(What you need to do) Repeat each line exactly, leaving nothing out.

*-*-*

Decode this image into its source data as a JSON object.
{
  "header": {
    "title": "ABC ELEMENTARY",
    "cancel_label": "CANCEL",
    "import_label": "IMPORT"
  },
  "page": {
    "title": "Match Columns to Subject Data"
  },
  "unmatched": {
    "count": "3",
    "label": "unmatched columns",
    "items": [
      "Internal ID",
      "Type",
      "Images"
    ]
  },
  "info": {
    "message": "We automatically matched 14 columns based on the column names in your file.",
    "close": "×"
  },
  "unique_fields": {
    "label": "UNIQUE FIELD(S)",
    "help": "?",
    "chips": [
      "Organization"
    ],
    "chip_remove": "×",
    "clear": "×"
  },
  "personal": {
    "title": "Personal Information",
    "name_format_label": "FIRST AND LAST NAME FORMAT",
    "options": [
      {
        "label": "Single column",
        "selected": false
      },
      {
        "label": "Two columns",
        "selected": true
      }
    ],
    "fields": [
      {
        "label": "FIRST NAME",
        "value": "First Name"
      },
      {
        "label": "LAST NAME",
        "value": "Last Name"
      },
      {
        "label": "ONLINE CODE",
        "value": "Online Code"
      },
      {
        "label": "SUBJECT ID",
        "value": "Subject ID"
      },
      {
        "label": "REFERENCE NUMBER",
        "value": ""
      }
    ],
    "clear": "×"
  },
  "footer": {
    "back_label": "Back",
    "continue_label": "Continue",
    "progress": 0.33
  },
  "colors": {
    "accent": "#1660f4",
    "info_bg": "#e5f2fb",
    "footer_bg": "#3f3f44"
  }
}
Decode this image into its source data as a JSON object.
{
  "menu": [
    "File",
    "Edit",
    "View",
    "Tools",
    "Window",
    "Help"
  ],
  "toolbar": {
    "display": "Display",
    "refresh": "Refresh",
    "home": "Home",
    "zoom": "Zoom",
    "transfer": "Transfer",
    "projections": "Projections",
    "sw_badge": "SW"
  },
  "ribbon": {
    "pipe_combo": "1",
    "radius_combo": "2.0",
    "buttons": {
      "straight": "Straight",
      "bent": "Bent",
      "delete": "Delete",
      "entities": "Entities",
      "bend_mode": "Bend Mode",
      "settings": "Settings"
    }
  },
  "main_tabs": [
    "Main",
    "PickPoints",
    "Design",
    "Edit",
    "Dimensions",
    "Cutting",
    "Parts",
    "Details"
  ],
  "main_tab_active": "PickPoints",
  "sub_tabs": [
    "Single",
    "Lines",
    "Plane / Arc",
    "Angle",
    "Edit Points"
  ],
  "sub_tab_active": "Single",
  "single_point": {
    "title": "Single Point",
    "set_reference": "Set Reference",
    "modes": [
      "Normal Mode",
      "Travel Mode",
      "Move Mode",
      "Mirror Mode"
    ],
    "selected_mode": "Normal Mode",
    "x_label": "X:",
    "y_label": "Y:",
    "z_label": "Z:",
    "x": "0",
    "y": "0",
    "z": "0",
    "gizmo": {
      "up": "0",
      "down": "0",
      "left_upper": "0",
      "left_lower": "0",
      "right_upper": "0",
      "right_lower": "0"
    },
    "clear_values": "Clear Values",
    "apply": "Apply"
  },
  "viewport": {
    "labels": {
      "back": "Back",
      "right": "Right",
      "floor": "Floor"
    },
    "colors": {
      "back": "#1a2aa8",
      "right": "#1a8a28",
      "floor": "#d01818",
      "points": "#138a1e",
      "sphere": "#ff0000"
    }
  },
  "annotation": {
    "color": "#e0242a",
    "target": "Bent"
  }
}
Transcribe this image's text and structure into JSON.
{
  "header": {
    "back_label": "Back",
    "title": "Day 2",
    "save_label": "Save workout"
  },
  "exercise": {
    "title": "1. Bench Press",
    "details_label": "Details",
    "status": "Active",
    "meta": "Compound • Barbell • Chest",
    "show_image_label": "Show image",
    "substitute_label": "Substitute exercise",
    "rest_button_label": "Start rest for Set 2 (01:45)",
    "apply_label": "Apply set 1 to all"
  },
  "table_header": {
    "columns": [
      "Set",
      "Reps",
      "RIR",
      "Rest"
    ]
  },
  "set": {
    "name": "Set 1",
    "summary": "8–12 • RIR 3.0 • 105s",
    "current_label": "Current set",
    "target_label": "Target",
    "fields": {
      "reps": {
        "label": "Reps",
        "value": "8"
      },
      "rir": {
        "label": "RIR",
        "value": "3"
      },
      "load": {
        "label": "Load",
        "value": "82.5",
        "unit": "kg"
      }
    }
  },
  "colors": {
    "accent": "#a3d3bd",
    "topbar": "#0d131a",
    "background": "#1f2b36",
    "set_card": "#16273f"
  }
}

*-*-*

(Expected output)
Decode this image into its source data as a JSON object.
{
  "header": {
    "title": "ABC ELEMENTARY",
    "cancel_label": "CANCEL",
    "import_label": "IMPORT"
  },
  "page": {
    "title": "Match Columns to Subject Data"
  },
  "unmatched": {
    "count": "3",
    "label": "unmatched columns",
    "items": [
      "Internal ID",
      "Type",
      "Images"
    ]
  },
  "info": {
    "message": "We automatically matched 14 columns based on the column names in your file.",
    "close": "×"
  },
  "unique_fields": {
    "label": "UNIQUE FIELD(S)",
    "help": "?",
    "chips": [
      "Organization"
    ],
    "chip_remove": "×",
    "clear": "×"
  },
  "personal": {
    "title": "Personal Information",
    "name_format_label": "FIRST AND LAST NAME FORMAT",
    "options": [
      {
        "label": "Single column",
        "selected": false
      },
      {
        "label": "Two columns",
        "selected": true
      }
    ],
    "fields": [
      {
        "label": "FIRST NAME",
        "value": "First Name"
      },
      {
        "label": "LAST NAME",
        "value": "Last Name"
      },
      {
        "label": "ONLINE CODE",
        "value": "Online Code"
      },
      {
        "label": "SUBJECT ID",
        "value": "Subject ID"
      },
      {
        "label": "REFERENCE NUMBER",
        "value": ""
      }
    ],
    "clear": "×"
  },
  "footer": {
    "back_label": "Back",
    "continue_label": "Continue",
    "progress": 0.33
  },
  "colors": {
    "accent": "#1660f4",
    "info_bg": "#e5f2fb",
    "footer_bg": "#3f3f44"
  }
}
Decode this image into its source data as a JSON object.
{
  "menu": [
    "File",
    "Edit",
    "View",
    "Tools",
    "Window",
    "Help"
  ],
  "toolbar": {
    "display": "Display",
    "refresh": "Refresh",
    "home": "Home",
    "zoom": "Zoom",
    "transfer": "Transfer",
    "projections": "Projections",
    "sw_badge": "SW"
  },
  "ribbon": {
    "pipe_combo": "1",
    "radius_combo": "2.0",
    "buttons": {
      "straight": "Straight",
      "bent": "Bent",
      "delete": "Delete",
      "entities": "Entities",
      "bend_mode": "Bend Mode",
      "settings": "Settings"
    }
  },
  "main_tabs": [
    "Main",
    "PickPoints",
    "Design",
    "Edit",
    "Dimensions",
    "Cutting",
    "Parts",
    "Details"
  ],
  "main_tab_active": "PickPoints",
  "sub_tabs": [
    "Single",
    "Lines",
    "Plane / Arc",
    "Angle",
    "Edit Points"
  ],
  "sub_tab_active": "Single",
  "single_point": {
    "title": "Single Point",
    "set_reference": "Set Reference",
    "modes": [
      "Normal Mode",
      "Travel Mode",
      "Move Mode",
      "Mirror Mode"
    ],
    "selected_mode": "Normal Mode",
    "x_label": "X:",
    "y_label": "Y:",
    "z_label": "Z:",
    "x": "0",
    "y": "0",
    "z": "0",
    "gizmo": {
      "up": "0",
      "down": "0",
      "left_upper": "0",
      "left_lower": "0",
      "right_upper": "0",
      "right_lower": "0"
    },
    "clear_values": "Clear Values",
    "apply": "Apply"
  },
  "viewport": {
    "labels": {
      "back": "Back",
      "right": "Right",
      "floor": "Floor"
    },
    "colors": {
      "back": "#1a2aa8",
      "right": "#1a8a28",
      "floor": "#d01818",
      "points": "#138a1e",
      "sphere": "#ff0000"
    }
  },
  "annotation": {
    "color": "#e0242a",
    "target": "Bent"
  }
}
Transcribe this image's text and structure into JSON.
{
  "header": {
    "back_label": "Back",
    "title": "Day 2",
    "save_label": "Save workout"
  },
  "exercise": {
    "title": "1. Bench Press",
    "details_label": "Details",
    "status": "Active",
    "meta": "Compound • Barbell • Chest",
    "show_image_label": "Show image",
    "substitute_label": "Substitute exercise",
    "rest_button_label": "Start rest for Set 2 (01:45)",
    "apply_label": "Apply set 1 to all"
  },
  "table_header": {
    "columns": [
      "Set",
      "Reps",
      "RIR",
      "Rest"
    ]
  },
  "set": {
    "name": "Set 1",
    "summary": "8–12 • RIR 3.0 • 105s",
    "current_label": "Current set",
    "target_label": "Target",
    "fields": {
      "reps": {
        "label": "Reps",
        "value": "8"
      },
      "rir": {
        "label": "RIR",
        "value": "3"
      },
      "load": {
        "label": "Load",
        "value": "82.5",
        "unit": "kg"
      }
    }
  },
  "colors": {
    "accent": "#a3d3bd",
    "topbar": "#0d131a",
    "background": "#1f2b36",
    "set_card": "#16273f"
  }
}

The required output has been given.